▶ **What this task involves**: Format each of the items below as a numbered list, leaving out any blank lines.

▶ **Record list**:

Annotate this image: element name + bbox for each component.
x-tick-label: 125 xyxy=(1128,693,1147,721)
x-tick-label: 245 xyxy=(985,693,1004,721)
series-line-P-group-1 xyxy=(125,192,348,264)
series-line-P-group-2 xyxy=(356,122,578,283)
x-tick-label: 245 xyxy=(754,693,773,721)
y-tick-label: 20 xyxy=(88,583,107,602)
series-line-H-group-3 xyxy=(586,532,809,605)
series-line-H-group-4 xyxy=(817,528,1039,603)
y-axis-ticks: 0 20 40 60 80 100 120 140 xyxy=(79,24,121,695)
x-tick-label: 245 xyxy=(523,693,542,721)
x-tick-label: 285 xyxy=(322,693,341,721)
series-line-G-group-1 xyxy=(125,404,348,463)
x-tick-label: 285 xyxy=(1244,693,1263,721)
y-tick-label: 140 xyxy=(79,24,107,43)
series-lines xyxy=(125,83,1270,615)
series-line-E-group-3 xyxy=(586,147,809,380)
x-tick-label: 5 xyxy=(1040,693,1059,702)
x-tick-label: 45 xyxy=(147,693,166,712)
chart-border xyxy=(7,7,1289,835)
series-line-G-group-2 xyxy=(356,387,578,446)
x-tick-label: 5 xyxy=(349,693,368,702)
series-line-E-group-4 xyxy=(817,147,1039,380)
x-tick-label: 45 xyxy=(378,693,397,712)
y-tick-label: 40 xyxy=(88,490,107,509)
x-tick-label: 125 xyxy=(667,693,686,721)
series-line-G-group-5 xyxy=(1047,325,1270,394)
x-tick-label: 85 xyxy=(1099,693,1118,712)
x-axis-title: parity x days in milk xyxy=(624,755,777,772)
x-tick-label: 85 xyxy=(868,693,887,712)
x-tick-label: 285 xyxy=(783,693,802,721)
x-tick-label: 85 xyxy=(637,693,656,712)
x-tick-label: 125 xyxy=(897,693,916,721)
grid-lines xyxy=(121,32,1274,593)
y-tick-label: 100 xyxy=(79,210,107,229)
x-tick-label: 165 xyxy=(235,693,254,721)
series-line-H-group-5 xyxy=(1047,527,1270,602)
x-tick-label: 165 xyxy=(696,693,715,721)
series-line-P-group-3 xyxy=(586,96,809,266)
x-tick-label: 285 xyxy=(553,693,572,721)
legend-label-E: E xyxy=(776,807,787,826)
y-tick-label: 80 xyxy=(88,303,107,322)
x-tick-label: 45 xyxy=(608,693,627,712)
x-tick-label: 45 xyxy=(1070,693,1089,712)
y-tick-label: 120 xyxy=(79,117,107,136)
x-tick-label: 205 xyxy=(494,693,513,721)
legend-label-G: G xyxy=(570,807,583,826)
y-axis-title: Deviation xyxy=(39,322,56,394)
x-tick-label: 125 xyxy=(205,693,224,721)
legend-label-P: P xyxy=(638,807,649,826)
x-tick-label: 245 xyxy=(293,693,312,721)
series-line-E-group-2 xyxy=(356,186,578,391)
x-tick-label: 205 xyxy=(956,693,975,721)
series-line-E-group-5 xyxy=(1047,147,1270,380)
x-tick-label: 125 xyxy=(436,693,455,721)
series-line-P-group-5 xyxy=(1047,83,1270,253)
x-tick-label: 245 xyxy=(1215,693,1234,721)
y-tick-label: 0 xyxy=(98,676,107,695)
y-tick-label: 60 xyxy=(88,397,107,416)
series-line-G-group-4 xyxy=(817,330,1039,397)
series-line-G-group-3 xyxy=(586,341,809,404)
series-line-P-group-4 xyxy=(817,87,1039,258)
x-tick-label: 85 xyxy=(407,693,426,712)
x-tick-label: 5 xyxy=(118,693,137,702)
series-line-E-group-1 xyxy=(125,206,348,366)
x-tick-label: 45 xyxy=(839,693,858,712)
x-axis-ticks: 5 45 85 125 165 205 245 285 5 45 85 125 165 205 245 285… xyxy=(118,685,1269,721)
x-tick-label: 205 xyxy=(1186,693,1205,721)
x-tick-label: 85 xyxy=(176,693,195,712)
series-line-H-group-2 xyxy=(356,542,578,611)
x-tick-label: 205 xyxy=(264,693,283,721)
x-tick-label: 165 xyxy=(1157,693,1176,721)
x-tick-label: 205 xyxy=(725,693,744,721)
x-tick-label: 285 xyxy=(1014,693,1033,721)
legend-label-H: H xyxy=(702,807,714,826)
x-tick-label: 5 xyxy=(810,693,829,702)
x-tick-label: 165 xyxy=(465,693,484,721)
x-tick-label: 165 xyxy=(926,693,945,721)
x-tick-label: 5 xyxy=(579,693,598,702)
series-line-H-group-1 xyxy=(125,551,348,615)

▶ **The reply**:
1. Annotate this image: element name + bbox for each component.
2. x-tick-label: 125 xyxy=(1128,693,1147,721)
3. x-tick-label: 245 xyxy=(985,693,1004,721)
4. series-line-P-group-1 xyxy=(125,192,348,264)
5. series-line-P-group-2 xyxy=(356,122,578,283)
6. x-tick-label: 245 xyxy=(754,693,773,721)
7. y-tick-label: 20 xyxy=(88,583,107,602)
8. series-line-H-group-3 xyxy=(586,532,809,605)
9. series-line-H-group-4 xyxy=(817,528,1039,603)
10. y-axis-ticks: 0 20 40 60 80 100 120 140 xyxy=(79,24,121,695)
11. x-tick-label: 245 xyxy=(523,693,542,721)
12. x-tick-label: 285 xyxy=(322,693,341,721)
13. series-line-G-group-1 xyxy=(125,404,348,463)
14. x-tick-label: 285 xyxy=(1244,693,1263,721)
15. y-tick-label: 140 xyxy=(79,24,107,43)
16. series-lines xyxy=(125,83,1270,615)
17. series-line-E-group-3 xyxy=(586,147,809,380)
18. x-tick-label: 5 xyxy=(1040,693,1059,702)
19. x-tick-label: 45 xyxy=(147,693,166,712)
20. chart-border xyxy=(7,7,1289,835)
21. series-line-G-group-2 xyxy=(356,387,578,446)
22. x-tick-label: 5 xyxy=(349,693,368,702)
23. series-line-E-group-4 xyxy=(817,147,1039,380)
24. x-tick-label: 45 xyxy=(378,693,397,712)
25. y-tick-label: 40 xyxy=(88,490,107,509)
26. x-tick-label: 125 xyxy=(667,693,686,721)
27. series-line-G-group-5 xyxy=(1047,325,1270,394)
28. x-tick-label: 85 xyxy=(1099,693,1118,712)
29. x-axis-title: parity x days in milk xyxy=(624,755,777,772)
30. x-tick-label: 85 xyxy=(868,693,887,712)
31. x-tick-label: 285 xyxy=(783,693,802,721)
32. x-tick-label: 85 xyxy=(637,693,656,712)
33. x-tick-label: 125 xyxy=(897,693,916,721)
34. grid-lines xyxy=(121,32,1274,593)
35. y-tick-label: 100 xyxy=(79,210,107,229)
36. x-tick-label: 165 xyxy=(235,693,254,721)
37. series-line-H-group-5 xyxy=(1047,527,1270,602)
38. x-tick-label: 165 xyxy=(696,693,715,721)
39. series-line-P-group-3 xyxy=(586,96,809,266)
40. x-tick-label: 285 xyxy=(553,693,572,721)
41. legend-label-E: E xyxy=(776,807,787,826)
42. y-tick-label: 80 xyxy=(88,303,107,322)
43. x-tick-label: 45 xyxy=(608,693,627,712)
44. x-tick-label: 45 xyxy=(1070,693,1089,712)
45. y-tick-label: 120 xyxy=(79,117,107,136)
46. x-tick-label: 205 xyxy=(494,693,513,721)
47. legend-label-G: G xyxy=(570,807,583,826)
48. y-axis-title: Deviation xyxy=(39,322,56,394)
49. x-tick-label: 125 xyxy=(205,693,224,721)
50. legend-label-P: P xyxy=(638,807,649,826)
51. x-tick-label: 245 xyxy=(293,693,312,721)
52. series-line-E-group-2 xyxy=(356,186,578,391)
53. x-tick-label: 205 xyxy=(956,693,975,721)
54. series-line-E-group-5 xyxy=(1047,147,1270,380)
55. x-tick-label: 125 xyxy=(436,693,455,721)
56. series-line-P-group-5 xyxy=(1047,83,1270,253)
57. x-tick-label: 245 xyxy=(1215,693,1234,721)
58. y-tick-label: 0 xyxy=(98,676,107,695)
59. y-tick-label: 60 xyxy=(88,397,107,416)
60. series-line-G-group-4 xyxy=(817,330,1039,397)
61. series-line-G-group-3 xyxy=(586,341,809,404)
62. series-line-P-group-4 xyxy=(817,87,1039,258)
63. x-tick-label: 85 xyxy=(407,693,426,712)
64. x-tick-label: 5 xyxy=(118,693,137,702)
65. series-line-E-group-1 xyxy=(125,206,348,366)
66. x-tick-label: 45 xyxy=(839,693,858,712)
67. x-axis-ticks: 5 45 85 125 165 205 245 285 5 45 85 125 165 205 245 285… xyxy=(118,685,1269,721)
68. x-tick-label: 205 xyxy=(1186,693,1205,721)
69. x-tick-label: 85 xyxy=(176,693,195,712)
70. series-line-H-group-2 xyxy=(356,542,578,611)
71. x-tick-label: 205 xyxy=(264,693,283,721)
72. x-tick-label: 165 xyxy=(1157,693,1176,721)
73. x-tick-label: 205 xyxy=(725,693,744,721)
74. x-tick-label: 285 xyxy=(1014,693,1033,721)
75. legend-label-H: H xyxy=(702,807,714,826)
76. x-tick-label: 5 xyxy=(810,693,829,702)
77. x-tick-label: 165 xyxy=(465,693,484,721)
78. x-tick-label: 165 xyxy=(926,693,945,721)
79. x-tick-label: 5 xyxy=(579,693,598,702)
80. series-line-H-group-1 xyxy=(125,551,348,615)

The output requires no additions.